— REQUIREMENT —
Gather, from the listing beneath this task, every line holding the string "Platform".

— Data entries —
--

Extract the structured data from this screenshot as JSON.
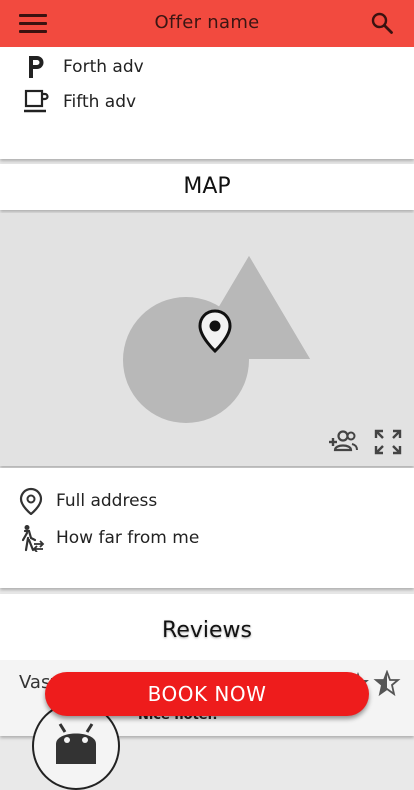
{
  "header": {
    "title": "Offer name",
    "menu_icon": "menu-icon",
    "search_icon": "search-icon",
    "color": "#f24a3f"
  },
  "advantages": [
    {
      "label": "Forth adv",
      "icon": "parking-icon"
    },
    {
      "label": "Fifth adv",
      "icon": "coffee-icon"
    }
  ],
  "map": {
    "title": "MAP",
    "pin_icon": "map-pin-icon",
    "controls": [
      {
        "icon": "add-people-icon"
      },
      {
        "icon": "fullscreen-icon"
      }
    ]
  },
  "address": {
    "full_address": "Full address",
    "distance": "How far from me"
  },
  "reviews": {
    "title": "Reviews",
    "items": [
      {
        "author": "Vasya Pupkin",
        "text": "Nice hotel!",
        "rating": 4.5
      }
    ]
  },
  "actions": {
    "book_now": "BOOK NOW",
    "accent": "#ee1c1c"
  }
}
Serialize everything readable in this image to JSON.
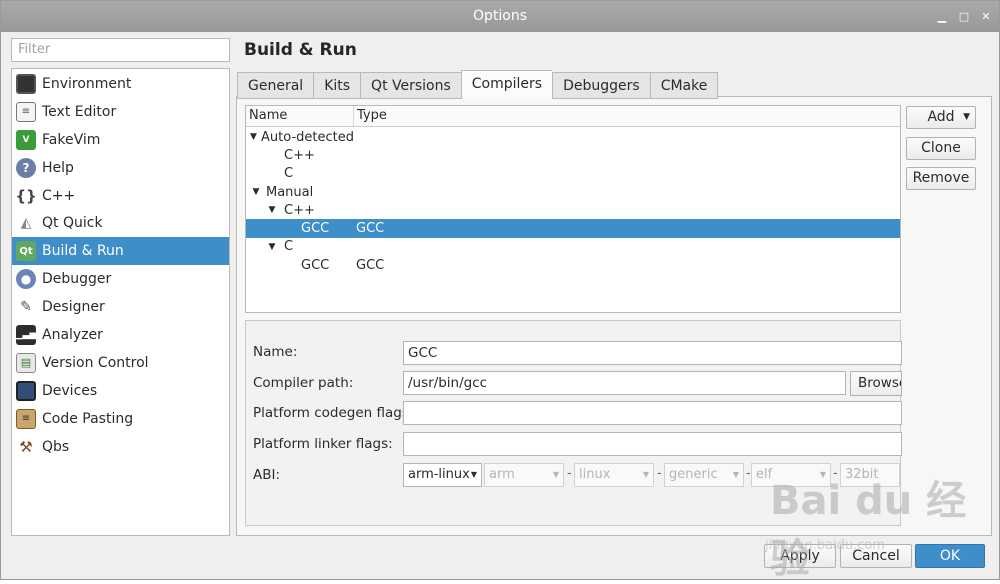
{
  "window": {
    "title": "Options"
  },
  "filter": {
    "placeholder": "Filter"
  },
  "categories": [
    {
      "label": "Environment",
      "icon": "monitor-icon"
    },
    {
      "label": "Text Editor",
      "icon": "text-document-icon"
    },
    {
      "label": "FakeVim",
      "icon": "vim-icon"
    },
    {
      "label": "Help",
      "icon": "help-icon"
    },
    {
      "label": "C++",
      "icon": "braces-icon"
    },
    {
      "label": "Qt Quick",
      "icon": "qt-quick-icon"
    },
    {
      "label": "Build & Run",
      "icon": "qt-build-icon",
      "selected": true
    },
    {
      "label": "Debugger",
      "icon": "debugger-icon"
    },
    {
      "label": "Designer",
      "icon": "designer-icon"
    },
    {
      "label": "Analyzer",
      "icon": "analyzer-icon"
    },
    {
      "label": "Version Control",
      "icon": "version-control-icon"
    },
    {
      "label": "Devices",
      "icon": "device-icon"
    },
    {
      "label": "Code Pasting",
      "icon": "clipboard-icon"
    },
    {
      "label": "Qbs",
      "icon": "hammer-icon"
    }
  ],
  "page": {
    "title": "Build & Run"
  },
  "tabs": [
    {
      "label": "General"
    },
    {
      "label": "Kits"
    },
    {
      "label": "Qt Versions"
    },
    {
      "label": "Compilers",
      "active": true
    },
    {
      "label": "Debuggers"
    },
    {
      "label": "CMake"
    }
  ],
  "tree": {
    "columns": {
      "name": "Name",
      "type": "Type"
    },
    "rows": [
      {
        "name": "Auto-detected",
        "type": "",
        "indent": 0,
        "expander": true
      },
      {
        "name": "C++",
        "type": "",
        "indent": 1,
        "expander": false
      },
      {
        "name": "C",
        "type": "",
        "indent": 1,
        "expander": false
      },
      {
        "name": "Manual",
        "type": "",
        "indent": 0,
        "expander": true
      },
      {
        "name": "C++",
        "type": "",
        "indent": 1,
        "expander": true
      },
      {
        "name": "GCC",
        "type": "GCC",
        "indent": 2,
        "expander": false,
        "selected": true
      },
      {
        "name": "C",
        "type": "",
        "indent": 1,
        "expander": true
      },
      {
        "name": "GCC",
        "type": "GCC",
        "indent": 2,
        "expander": false
      }
    ]
  },
  "buttons": {
    "add": "Add",
    "clone": "Clone",
    "remove": "Remove"
  },
  "form": {
    "name_label": "Name:",
    "name_value": "GCC",
    "path_label": "Compiler path:",
    "path_value": "/usr/bin/gcc",
    "browse": "Browse...",
    "codegen_label": "Platform codegen flags:",
    "codegen_value": "",
    "linker_label": "Platform linker flags:",
    "linker_value": "",
    "abi_label": "ABI:",
    "abi": [
      "arm-linux",
      "arm",
      "linux",
      "generic",
      "elf",
      "32bit"
    ],
    "abi_sep": "-"
  },
  "footer": {
    "apply": "Apply",
    "cancel": "Cancel",
    "ok": "OK"
  },
  "watermark": {
    "logo": "Bai du 经验",
    "url": "jingyan.baidu.com"
  }
}
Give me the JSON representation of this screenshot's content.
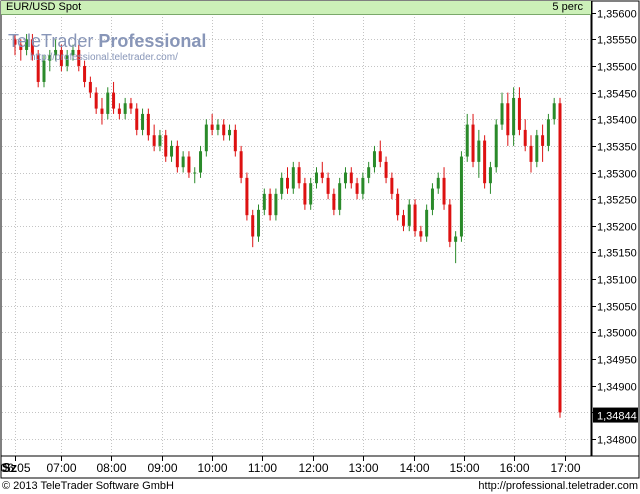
{
  "header": {
    "symbol": "EUR/USD Spot",
    "interval": "5 perc"
  },
  "brand": {
    "name_light": "TeleTrader",
    "name_bold": "Professional",
    "url": "http://professional.teletrader.com/"
  },
  "footer": {
    "copyright": "© 2013 TeleTrader Software GmbH",
    "url": "http://professional.teletrader.com"
  },
  "day_label": "Sz",
  "colors": {
    "up": "#2a8a2a",
    "down": "#dd1111",
    "header_bg": "#ccf0b8",
    "grid": "#c4c4c4"
  },
  "chart_data": {
    "type": "candlestick",
    "title": "EUR/USD Spot",
    "interval": "5 perc",
    "last_price": "1,34844",
    "x_ticks": [
      "06:05",
      "07:00",
      "08:00",
      "09:00",
      "10:00",
      "11:00",
      "12:00",
      "13:00",
      "14:00",
      "15:00",
      "16:00",
      "17:00"
    ],
    "x_tick_minutes": [
      365,
      420,
      480,
      540,
      600,
      660,
      720,
      780,
      840,
      900,
      960,
      1020
    ],
    "xlim": [
      350,
      1050
    ],
    "y_ticks": [
      "1,35600",
      "1,35550",
      "1,35500",
      "1,35450",
      "1,35400",
      "1,35350",
      "1,35300",
      "1,35250",
      "1,35200",
      "1,35150",
      "1,35100",
      "1,35050",
      "1,35000",
      "1,34950",
      "1,34900",
      "1,34850",
      "1,34800"
    ],
    "y_tick_values": [
      1.356,
      1.3555,
      1.355,
      1.3545,
      1.354,
      1.3535,
      1.353,
      1.3525,
      1.352,
      1.3515,
      1.351,
      1.3505,
      1.35,
      1.3495,
      1.349,
      1.3485,
      1.348
    ],
    "ylim": [
      1.3477,
      1.3562
    ],
    "grid": true,
    "candles_ohlc": [
      [
        1.3555,
        1.3556,
        1.3552,
        1.3554
      ],
      [
        1.3554,
        1.3555,
        1.3551,
        1.3553
      ],
      [
        1.3553,
        1.3556,
        1.3552,
        1.3555
      ],
      [
        1.3555,
        1.3556,
        1.3551,
        1.3552
      ],
      [
        1.3552,
        1.3553,
        1.3546,
        1.3547
      ],
      [
        1.3547,
        1.3552,
        1.3546,
        1.3551
      ],
      [
        1.3551,
        1.3553,
        1.3549,
        1.3552
      ],
      [
        1.3552,
        1.3555,
        1.3551,
        1.3553
      ],
      [
        1.3553,
        1.3554,
        1.3549,
        1.355
      ],
      [
        1.355,
        1.3553,
        1.3549,
        1.3552
      ],
      [
        1.3552,
        1.3554,
        1.3551,
        1.3553
      ],
      [
        1.3553,
        1.3554,
        1.3549,
        1.355
      ],
      [
        1.355,
        1.3551,
        1.3546,
        1.3547
      ],
      [
        1.3547,
        1.3548,
        1.3544,
        1.3545
      ],
      [
        1.3545,
        1.3546,
        1.3541,
        1.3542
      ],
      [
        1.3542,
        1.3544,
        1.3539,
        1.3541
      ],
      [
        1.3541,
        1.3546,
        1.354,
        1.3545
      ],
      [
        1.3545,
        1.3547,
        1.3541,
        1.3542
      ],
      [
        1.3542,
        1.3543,
        1.354,
        1.3541
      ],
      [
        1.3541,
        1.3544,
        1.354,
        1.3543
      ],
      [
        1.3543,
        1.3544,
        1.3541,
        1.3542
      ],
      [
        1.3542,
        1.3543,
        1.3537,
        1.3538
      ],
      [
        1.3538,
        1.3542,
        1.3537,
        1.3541
      ],
      [
        1.3541,
        1.3542,
        1.3536,
        1.3537
      ],
      [
        1.3537,
        1.3539,
        1.3534,
        1.3535
      ],
      [
        1.3535,
        1.3538,
        1.3534,
        1.3537
      ],
      [
        1.3537,
        1.3538,
        1.3532,
        1.3533
      ],
      [
        1.3533,
        1.3536,
        1.3532,
        1.3535
      ],
      [
        1.3535,
        1.3536,
        1.353,
        1.3531
      ],
      [
        1.3531,
        1.3534,
        1.353,
        1.3533
      ],
      [
        1.3533,
        1.3534,
        1.3529,
        1.353
      ],
      [
        1.353,
        1.3531,
        1.3528,
        1.353
      ],
      [
        1.353,
        1.3535,
        1.3529,
        1.3534
      ],
      [
        1.3534,
        1.354,
        1.3533,
        1.3539
      ],
      [
        1.3539,
        1.3541,
        1.3537,
        1.3538
      ],
      [
        1.3538,
        1.354,
        1.3537,
        1.3539
      ],
      [
        1.3539,
        1.354,
        1.3536,
        1.3537
      ],
      [
        1.3537,
        1.3539,
        1.3536,
        1.3538
      ],
      [
        1.3538,
        1.3539,
        1.3533,
        1.3534
      ],
      [
        1.3534,
        1.3535,
        1.3528,
        1.3529
      ],
      [
        1.3529,
        1.353,
        1.3521,
        1.3522
      ],
      [
        1.3522,
        1.3523,
        1.3516,
        1.3518
      ],
      [
        1.3518,
        1.3524,
        1.3517,
        1.3523
      ],
      [
        1.3523,
        1.3527,
        1.3522,
        1.3526
      ],
      [
        1.3526,
        1.3527,
        1.3521,
        1.3522
      ],
      [
        1.3522,
        1.3527,
        1.3521,
        1.3526
      ],
      [
        1.3526,
        1.353,
        1.3525,
        1.3529
      ],
      [
        1.3529,
        1.3531,
        1.3526,
        1.3527
      ],
      [
        1.3527,
        1.3532,
        1.3526,
        1.3531
      ],
      [
        1.3531,
        1.3532,
        1.3527,
        1.3528
      ],
      [
        1.3528,
        1.3529,
        1.3523,
        1.3524
      ],
      [
        1.3524,
        1.3529,
        1.3523,
        1.3528
      ],
      [
        1.3528,
        1.3531,
        1.3527,
        1.353
      ],
      [
        1.353,
        1.3532,
        1.3528,
        1.3529
      ],
      [
        1.3529,
        1.353,
        1.3525,
        1.3526
      ],
      [
        1.3526,
        1.3527,
        1.3522,
        1.3523
      ],
      [
        1.3523,
        1.3529,
        1.3522,
        1.3528
      ],
      [
        1.3528,
        1.3531,
        1.3527,
        1.353
      ],
      [
        1.353,
        1.3531,
        1.3527,
        1.3528
      ],
      [
        1.3528,
        1.3529,
        1.3525,
        1.3526
      ],
      [
        1.3526,
        1.353,
        1.3525,
        1.3529
      ],
      [
        1.3529,
        1.3532,
        1.3528,
        1.3531
      ],
      [
        1.3531,
        1.3535,
        1.353,
        1.3534
      ],
      [
        1.3534,
        1.3536,
        1.3531,
        1.3532
      ],
      [
        1.3532,
        1.3533,
        1.3528,
        1.3529
      ],
      [
        1.3529,
        1.353,
        1.3525,
        1.3526
      ],
      [
        1.3526,
        1.3527,
        1.3521,
        1.3522
      ],
      [
        1.3522,
        1.3523,
        1.3519,
        1.352
      ],
      [
        1.352,
        1.3525,
        1.3519,
        1.3524
      ],
      [
        1.3524,
        1.3525,
        1.3518,
        1.3519
      ],
      [
        1.3519,
        1.352,
        1.3517,
        1.3518
      ],
      [
        1.3518,
        1.3524,
        1.3517,
        1.3523
      ],
      [
        1.3523,
        1.3528,
        1.3522,
        1.3527
      ],
      [
        1.3527,
        1.353,
        1.3526,
        1.3529
      ],
      [
        1.3529,
        1.3531,
        1.3523,
        1.3524
      ],
      [
        1.3524,
        1.3525,
        1.3516,
        1.3517
      ],
      [
        1.3517,
        1.3519,
        1.3513,
        1.3518
      ],
      [
        1.3518,
        1.3534,
        1.3517,
        1.3533
      ],
      [
        1.3533,
        1.3541,
        1.3532,
        1.3539
      ],
      [
        1.3539,
        1.3541,
        1.3531,
        1.3532
      ],
      [
        1.3532,
        1.3538,
        1.3529,
        1.3536
      ],
      [
        1.3536,
        1.3537,
        1.3527,
        1.3528
      ],
      [
        1.3528,
        1.3532,
        1.3526,
        1.3531
      ],
      [
        1.3531,
        1.354,
        1.353,
        1.3539
      ],
      [
        1.3539,
        1.3545,
        1.3538,
        1.3543
      ],
      [
        1.3543,
        1.3545,
        1.3535,
        1.3537
      ],
      [
        1.3537,
        1.3546,
        1.3535,
        1.3544
      ],
      [
        1.3544,
        1.3546,
        1.3537,
        1.3538
      ],
      [
        1.3538,
        1.354,
        1.3534,
        1.3535
      ],
      [
        1.3535,
        1.3537,
        1.353,
        1.3532
      ],
      [
        1.3532,
        1.3538,
        1.3531,
        1.3537
      ],
      [
        1.3537,
        1.3539,
        1.3532,
        1.3535
      ],
      [
        1.3535,
        1.3541,
        1.3534,
        1.354
      ],
      [
        1.354,
        1.3544,
        1.3539,
        1.3543
      ],
      [
        1.3543,
        1.3544,
        1.3484,
        1.3485
      ]
    ]
  }
}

--

— TASK ANSWER —
    "codegen_label": "Platform codegen flags:",
    "linker_label": "Platform linker flags:",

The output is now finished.